(Lines of data)

────────────────

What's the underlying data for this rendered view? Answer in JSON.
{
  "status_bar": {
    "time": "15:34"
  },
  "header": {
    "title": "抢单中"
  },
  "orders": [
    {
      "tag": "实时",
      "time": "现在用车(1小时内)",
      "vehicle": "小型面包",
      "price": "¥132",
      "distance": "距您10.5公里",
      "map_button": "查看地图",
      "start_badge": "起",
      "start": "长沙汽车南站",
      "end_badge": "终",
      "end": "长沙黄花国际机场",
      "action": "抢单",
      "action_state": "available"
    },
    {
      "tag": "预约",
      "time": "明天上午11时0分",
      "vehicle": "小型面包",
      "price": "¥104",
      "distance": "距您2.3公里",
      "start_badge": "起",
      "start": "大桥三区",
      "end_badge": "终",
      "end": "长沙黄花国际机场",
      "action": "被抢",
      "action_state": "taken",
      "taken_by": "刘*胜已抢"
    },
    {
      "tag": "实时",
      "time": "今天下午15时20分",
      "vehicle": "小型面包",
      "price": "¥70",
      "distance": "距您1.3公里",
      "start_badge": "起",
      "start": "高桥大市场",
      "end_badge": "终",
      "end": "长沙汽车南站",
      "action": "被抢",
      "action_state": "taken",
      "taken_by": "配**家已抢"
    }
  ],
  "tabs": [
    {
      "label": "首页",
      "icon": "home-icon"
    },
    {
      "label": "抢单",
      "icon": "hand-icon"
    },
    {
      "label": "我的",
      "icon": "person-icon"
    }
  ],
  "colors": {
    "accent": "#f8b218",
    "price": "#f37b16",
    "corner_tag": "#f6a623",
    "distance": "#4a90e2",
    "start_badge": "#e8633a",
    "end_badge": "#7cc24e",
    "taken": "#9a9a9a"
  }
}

────────────────

• _Work required_
Using the data above, output each line exactly.

• _Complete response_
What's the underlying data for this rendered view? Answer in JSON.
{
  "status_bar": {
    "time": "15:34"
  },
  "header": {
    "title": "抢单中"
  },
  "orders": [
    {
      "tag": "实时",
      "time": "现在用车(1小时内)",
      "vehicle": "小型面包",
      "price": "¥132",
      "distance": "距您10.5公里",
      "map_button": "查看地图",
      "start_badge": "起",
      "start": "长沙汽车南站",
      "end_badge": "终",
      "end": "长沙黄花国际机场",
      "action": "抢单",
      "action_state": "available"
    },
    {
      "tag": "预约",
      "time": "明天上午11时0分",
      "vehicle": "小型面包",
      "price": "¥104",
      "distance": "距您2.3公里",
      "start_badge": "起",
      "start": "大桥三区",
      "end_badge": "终",
      "end": "长沙黄花国际机场",
      "action": "被抢",
      "action_state": "taken",
      "taken_by": "刘*胜已抢"
    },
    {
      "tag": "实时",
      "time": "今天下午15时20分",
      "vehicle": "小型面包",
      "price": "¥70",
      "distance": "距您1.3公里",
      "start_badge": "起",
      "start": "高桥大市场",
      "end_badge": "终",
      "end": "长沙汽车南站",
      "action": "被抢",
      "action_state": "taken",
      "taken_by": "配**家已抢"
    }
  ],
  "tabs": [
    {
      "label": "首页",
      "icon": "home-icon"
    },
    {
      "label": "抢单",
      "icon": "hand-icon"
    },
    {
      "label": "我的",
      "icon": "person-icon"
    }
  ],
  "colors": {
    "accent": "#f8b218",
    "price": "#f37b16",
    "corner_tag": "#f6a623",
    "distance": "#4a90e2",
    "start_badge": "#e8633a",
    "end_badge": "#7cc24e",
    "taken": "#9a9a9a"
  }
}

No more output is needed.